## Objective
All of the entries need to be written out again, exactly as they are.

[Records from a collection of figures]
═══
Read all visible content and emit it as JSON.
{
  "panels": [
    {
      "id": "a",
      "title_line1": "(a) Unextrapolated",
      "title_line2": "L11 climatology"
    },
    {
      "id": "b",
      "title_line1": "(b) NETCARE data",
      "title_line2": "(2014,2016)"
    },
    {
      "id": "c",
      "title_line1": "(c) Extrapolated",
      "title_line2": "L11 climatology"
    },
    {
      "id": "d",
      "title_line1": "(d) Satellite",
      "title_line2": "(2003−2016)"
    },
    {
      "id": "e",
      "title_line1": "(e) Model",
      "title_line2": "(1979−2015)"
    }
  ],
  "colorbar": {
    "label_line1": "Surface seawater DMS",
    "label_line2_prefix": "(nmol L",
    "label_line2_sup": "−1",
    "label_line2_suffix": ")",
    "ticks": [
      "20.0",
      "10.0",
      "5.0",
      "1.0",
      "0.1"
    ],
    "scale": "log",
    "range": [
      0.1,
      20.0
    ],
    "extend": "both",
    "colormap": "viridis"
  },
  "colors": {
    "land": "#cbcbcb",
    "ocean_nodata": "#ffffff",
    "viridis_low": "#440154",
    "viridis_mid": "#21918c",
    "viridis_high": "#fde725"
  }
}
═══
## Correct result
Read all visible content and emit it as JSON.
{
  "panels": [
    {
      "id": "a",
      "title_line1": "(a) Unextrapolated",
      "title_line2": "L11 climatology"
    },
    {
      "id": "b",
      "title_line1": "(b) NETCARE data",
      "title_line2": "(2014,2016)"
    },
    {
      "id": "c",
      "title_line1": "(c) Extrapolated",
      "title_line2": "L11 climatology"
    },
    {
      "id": "d",
      "title_line1": "(d) Satellite",
      "title_line2": "(2003−2016)"
    },
    {
      "id": "e",
      "title_line1": "(e) Model",
      "title_line2": "(1979−2015)"
    }
  ],
  "colorbar": {
    "label_line1": "Surface seawater DMS",
    "label_line2_prefix": "(nmol L",
    "label_line2_sup": "−1",
    "label_line2_suffix": ")",
    "ticks": [
      "20.0",
      "10.0",
      "5.0",
      "1.0",
      "0.1"
    ],
    "scale": "log",
    "range": [
      0.1,
      20.0
    ],
    "extend": "both",
    "colormap": "viridis"
  },
  "colors": {
    "land": "#cbcbcb",
    "ocean_nodata": "#ffffff",
    "viridis_low": "#440154",
    "viridis_mid": "#21918c",
    "viridis_high": "#fde725"
  }
}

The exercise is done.